- _The problem_:
Only lines holding the word "Parc" should be copied from the material.
"""
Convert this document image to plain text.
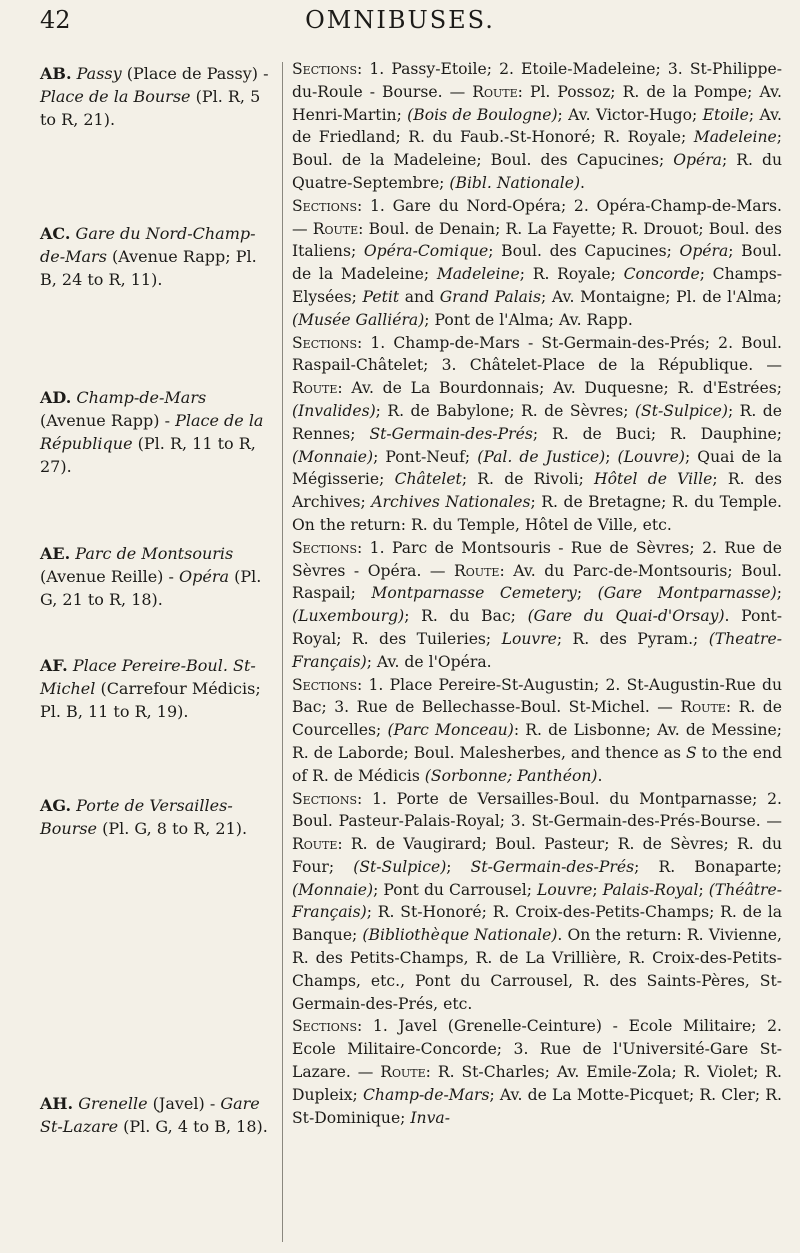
42	OMNIBUSES.
AB. Passy (Place de Passy) - Place de la Bourse (Pl. R, 5 to R, 21).
AC. Gare du Nord-Champ-de-Mars (Avenue Rapp; Pl. B, 24 to R, 11).
AD. Champ-de-Mars (Avenue Rapp) - Place de la République (Pl. R, 11 to R, 27).
AE. Parc de Montsouris (Avenue Reille) - Opéra (Pl. G, 21 to R, 18).
AF. Place Pereire-Boul. St-Michel (Carrefour Médicis; Pl. B, 11 to R, 19).
AG. Porte de Versailles-Bourse (Pl. G, 8 to R, 21).
AH. Grenelle (Javel) - Gare St-Lazare (Pl. G, 4 to B, 18).

Sections: 1. Passy-Etoile; 2. Etoile-Madeleine; 3. St-Philippe-du-Roule - Bourse. — Route: Pl. Possoz; R. de la Pompe; Av. Henri-Martin; (Bois de Boulogne); Av. Victor-Hugo; Etoile; Av. de Friedland; R. du Faub.-St-Honoré; R. Royale; Madeleine; Boul. de la Madeleine; Boul. des Capucines; Opéra; R. du Quatre-Septembre; (Bibl. Nationale).

Sections: 1. Gare du Nord-Opéra; 2. Opéra-Champ-de-Mars. — Route: Boul. de Denain; R. La Fayette; R. Drouot; Boul. des Italiens; Opéra-Comique; Boul. des Capucines; Opéra; Boul. de la Madeleine; Madeleine; R. Royale; Concorde; Champs-Elysées; Petit and Grand Palais; Av. Montaigne; Pl. de l'Alma; (Musée Galliéra); Pont de l'Alma; Av. Rapp.

Sections: 1. Champ-de-Mars - St-Germain-des-Prés; 2. Boul. Raspail-Châtelet; 3. Châtelet-Place de la République. — Route: Av. de La Bourdonnais; Av. Duquesne; R. d'Estrées; (Invalides); R. de Babylone; R. de Sèvres; (St-Sulpice); R. de Rennes; St-Germain-des-Prés; R. de Buci; R. Dauphine; (Monnaie); Pont-Neuf; (Pal. de Justice); (Louvre); Quai de la Mégisserie; Châtelet; R. de Rivoli; Hôtel de Ville; R. des Archives; Archives Nationales; R. de Bretagne; R. du Temple. On the return: R. du Temple, Hôtel de Ville, etc.

Sections: 1. Parc de Montsouris - Rue de Sèvres; 2. Rue de Sèvres - Opéra. — Route: Av. du Parc-de-Montsouris; Boul. Raspail; Montparnasse Cemetery; (Gare Montparnasse); (Luxembourg); R. du Bac; (Gare du Quai-d'Orsay). Pont-Royal; R. des Tuileries; Louvre; R. des Pyram.; (Theatre-Français); Av. de l'Opéra.

Sections: 1. Place Pereire-St-Augustin; 2. St-Augustin-Rue du Bac; 3. Rue de Bellechasse-Boul. St-Michel. — Route: R. de Courcelles; (Parc Monceau): R. de Lisbonne; Av. de Messine; R. de Laborde; Boul. Malesherbes, and thence as S to the end of R. de Médicis (Sorbonne; Panthéon).

Sections: 1. Porte de Versailles-Boul. du Montparnasse; 2. Boul. Pasteur-Palais-Royal; 3. St-Germain-des-Prés-Bourse. — Route: R. de Vaugirard; Boul. Pasteur; R. de Sèvres; R. du Four; (St-Sulpice); St-Germain-des-Prés; R. Bonaparte; (Monnaie); Pont du Carrousel; Louvre; Palais-Royal; (Théâtre-Français); R. St-Honoré; R. Croix-des-Petits-Champs; R. de la Banque; (Bibliothèque Nationale). On the return: R. Vivienne, R. des Petits-Champs, R. de La Vrillière, R. Croix-des-Petits-Champs, etc., Pont du Carrousel, R. des Saints-Pères, St-Germain-des-Prés, etc.

Sections: 1. Javel (Grenelle-Ceinture) - Ecole Militaire; 2. Ecole Militaire-Concorde; 3. Rue de l'Université-Gare St-Lazare. — Route: R. St-Charles; Av. Emile-Zola; R. Violet; R. Dupleix; Champ-de-Mars; Av. de La Motte-Picquet; R. Cler; R. St-Dominique; Inva-
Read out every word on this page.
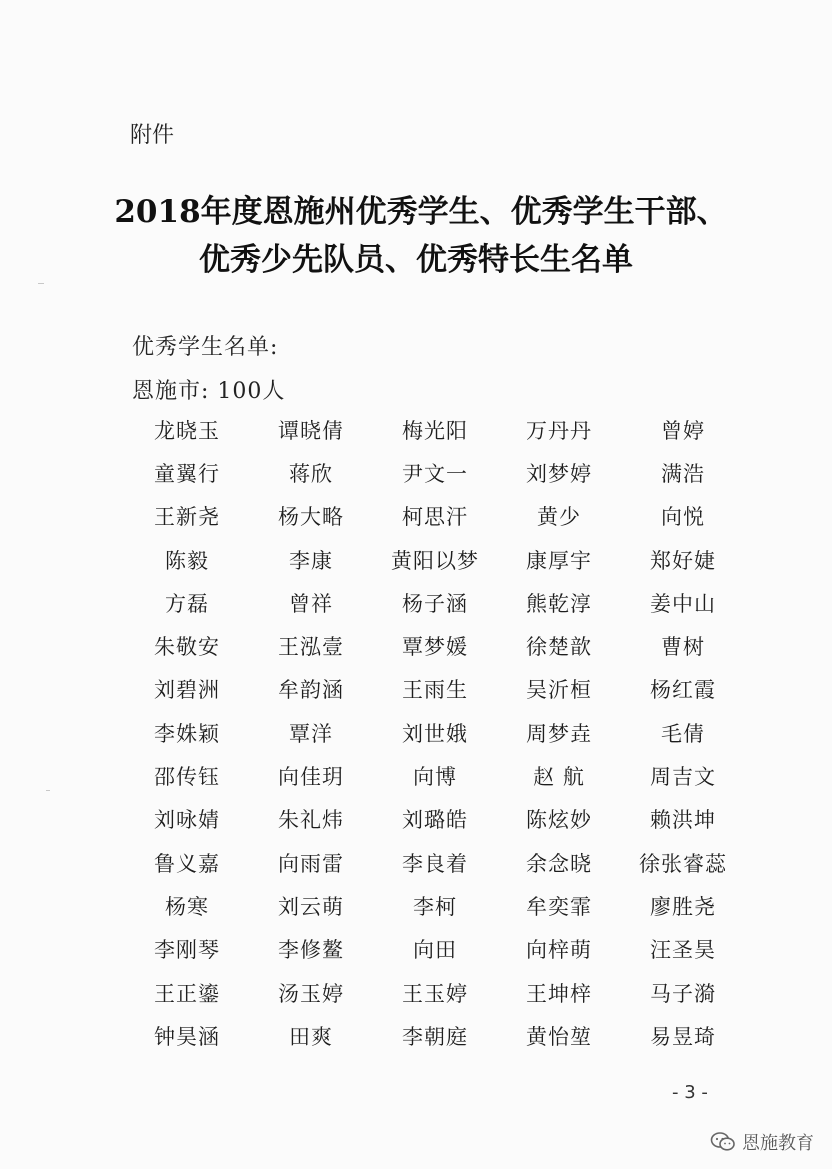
附件
2018年度恩施州优秀学生、优秀学生干部、
优秀少先队员、优秀特长生名单
优秀学生名单:
恩施市: 100人
龙晓玉	谭晓倩	梅光阳	万丹丹	曾婷
童翼行	蒋欣	尹文一	刘梦婷	满浩
王新尧	杨大略	柯思汗	黄少	向悦
陈毅	李康	黄阳以梦	康厚宇	郑好婕
方磊	曾祥	杨子涵	熊乾淳	姜中山
朱敬安	王泓壹	覃梦媛	徐楚歆	曹树
刘碧洲	牟韵涵	王雨生	吴沂桓	杨红霞
李姝颖	覃洋	刘世娥	周梦垚	毛倩
邵传钰	向佳玥	向博	赵 航	周吉文
刘咏婧	朱礼炜	刘璐皓	陈炫妙	赖洪坤
鲁义嘉	向雨雷	李良着	余念晓	徐张睿蕊
杨寒	刘云萌	李柯	牟奕霏	廖胜尧
李刚琴	李修鳌	向田	向梓萌	汪圣昊
王正鎏	汤玉婷	王玉婷	王坤梓	马子漪
钟昊涵	田爽	李朝庭	黄怡堃	易昱琦
- 3 -
恩施教育
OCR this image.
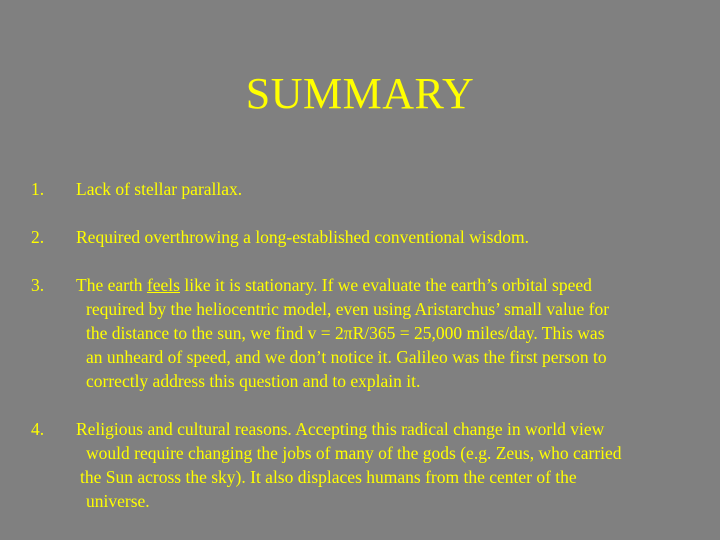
SUMMARY
1. Lack of stellar parallax.
2. Required overthrowing a long-established conventional wisdom.
3. The earth feels like it is stationary. If we evaluate the earth’s orbital speed
required by the heliocentric model, even using Aristarchus’ small value for
the distance to the sun, we find v = 2πR/365 = 25,000 miles/day. This was
an unheard of speed, and we don’t notice it. Galileo was the first person to
correctly address this question and to explain it.
4. Religious and cultural reasons. Accepting this radical change in world view
would require changing the jobs of many of the gods (e.g. Zeus, who carried
the Sun across the sky). It also displaces humans from the center of the
universe.
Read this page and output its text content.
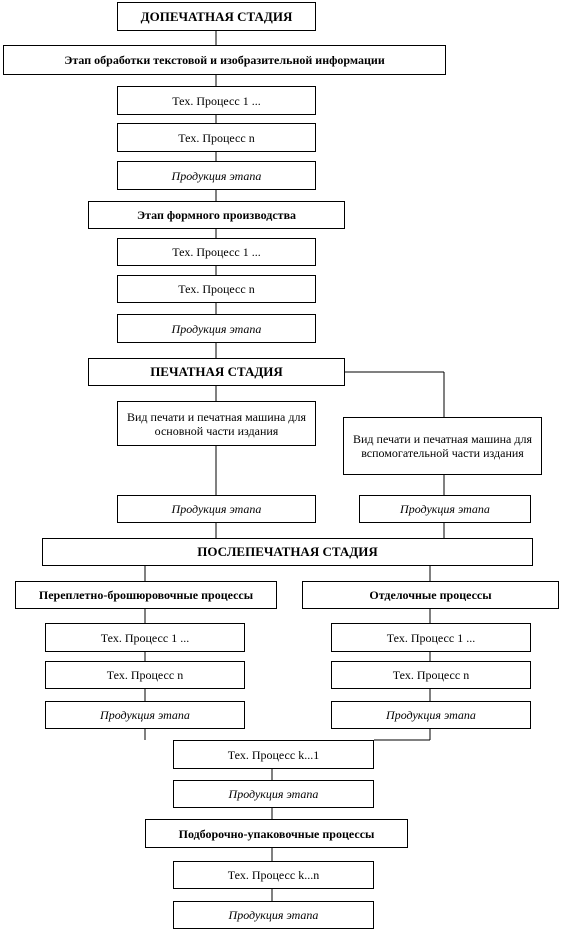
ДОПЕЧАТНАЯ СТАДИЯ
Этап обработки текстовой и изобразительной информации
Тех. Процесс 1 ...
Тех. Процесс n
Продукция этапа
Этап формного производства
Тех. Процесс 1 ...
Тех. Процесс n
Продукция этапа
ПЕЧАТНАЯ СТАДИЯ
Вид печати и печатная машина для основной части издания
Вид печати и печатная машина для вспомогательной части издания
Продукция этапа	Продукция этапа
ПОСЛЕПЕЧАТНАЯ СТАДИЯ
Переплетно-брошюровочные процессы	Отделочные процессы
Тех. Процесс 1 ...
Тех. Процесс n
Продукция этапа
Тех. Процесс 1 ...
Тех. Процесс n
Продукция этапа
Тех. Процесс k...1
Продукция этапа
Подборочно-упаковочные процессы
Тех. Процесс k...n
Продукция этапа
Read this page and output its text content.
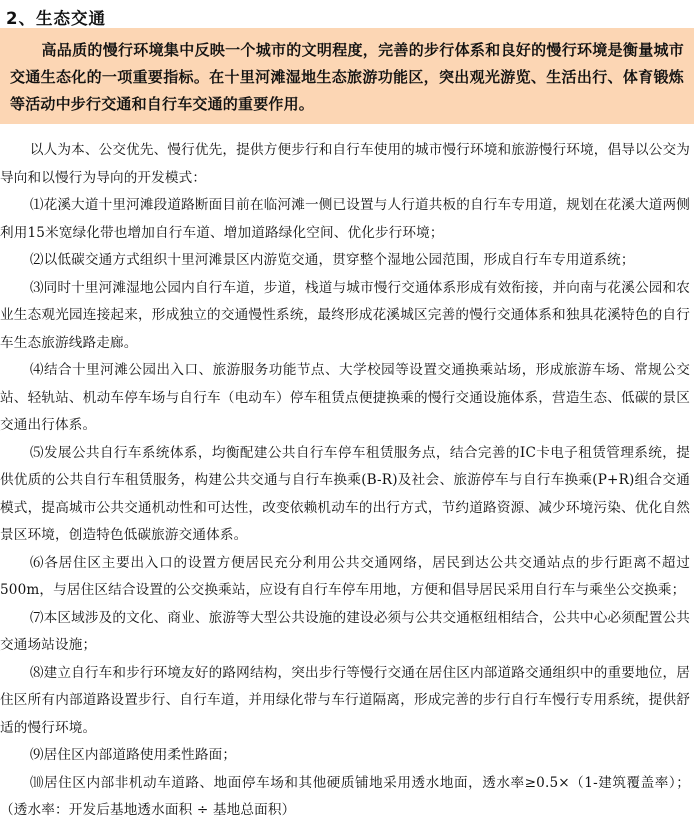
2、生态交通

高品质的慢行环境集中反映一个城市的文明程度，完善的步行体系和良好的慢行环境是衡量城市交通生态化的一项重要指标。在十里河滩湿地生态旅游功能区，突出观光游览、生活出行、体育锻炼等活动中步行交通和自行车交通的重要作用。

以人为本、公交优先、慢行优先，提供方便步行和自行车使用的城市慢行环境和旅游慢行环境，倡导以公交为导向和以慢行为导向的开发模式：

⑴花溪大道十里河滩段道路断面目前在临河滩一侧已设置与人行道共板的自行车专用道，规划在花溪大道两侧利用15米宽绿化带也增加自行车道、增加道路绿化空间、优化步行环境；

⑵以低碳交通方式组织十里河滩景区内游览交通，贯穿整个湿地公园范围，形成自行车专用道系统；

⑶同时十里河滩湿地公园内自行车道，步道，栈道与城市慢行交通体系形成有效衔接，并向南与花溪公园和农业生态观光园连接起来，形成独立的交通慢性系统，最终形成花溪城区完善的慢行交通体系和独具花溪特色的自行车生态旅游线路走廊。

⑷结合十里河滩公园出入口、旅游服务功能节点、大学校园等设置交通换乘站场，形成旅游车场、常规公交站、轻轨站、机动车停车场与自行车（电动车）停车租赁点便捷换乘的慢行交通设施体系，营造生态、低碳的景区交通出行体系。

⑸发展公共自行车系统体系，均衡配建公共自行车停车租赁服务点，结合完善的IC卡电子租赁管理系统，提供优质的公共自行车租赁服务，构建公共交通与自行车换乘(B-R)及社会、旅游停车与自行车换乘(P+R)组合交通模式，提高城市公共交通机动性和可达性，改变依赖机动车的出行方式，节约道路资源、减少环境污染、优化自然景区环境，创造特色低碳旅游交通体系。

⑹各居住区主要出入口的设置方便居民充分利用公共交通网络，居民到达公共交通站点的步行距离不超过500m，与居住区结合设置的公交换乘站，应设有自行车停车用地，方便和倡导居民采用自行车与乘坐公交换乘；

⑺本区域涉及的文化、商业、旅游等大型公共设施的建设必须与公共交通枢纽相结合，公共中心必须配置公共交通场站设施；

⑻建立自行车和步行环境友好的路网结构，突出步行等慢行交通在居住区内部道路交通组织中的重要地位，居住区所有内部道路设置步行、自行车道，并用绿化带与车行道隔离，形成完善的步行自行车慢行专用系统，提供舒适的慢行环境。

⑼居住区内部道路使用柔性路面；

⑽居住区内部非机动车道路、地面停车场和其他硬质铺地采用透水地面，透水率≥0.5×（1-建筑覆盖率）；（透水率：开发后基地透水面积 ÷ 基地总面积）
"""
- _Answer to this task_:
AE. Parc de Montsouris (Avenue Reille) - Opéra (Pl. G, 21 to R, 18).
Sections: 1. Parc de Montsouris - Rue de Sèvres; 2. Rue de Sèvres - Opéra. — Route: Av. du Parc-de-Montsouris; Boul. Raspail; Montparnasse Cemetery; (Gare Montparnasse); (Luxembourg); R. du Bac; (Gare du Quai-d'Orsay). Pont-Royal; R. des Tuileries; Louvre; R. des Pyram.; (Theatre-Français); Av. de l'Opéra.
Sections: 1. Place Pereire-St-Augustin; 2. St-Augustin-Rue du Bac; 3. Rue de Bellechasse-Boul. St-Michel. — Route: R. de Courcelles; (Parc Monceau): R. de Lisbonne; Av. de Messine; R. de Laborde; Boul. Malesherbes, and thence as S to the end of R. de Médicis (Sorbonne; Panthéon).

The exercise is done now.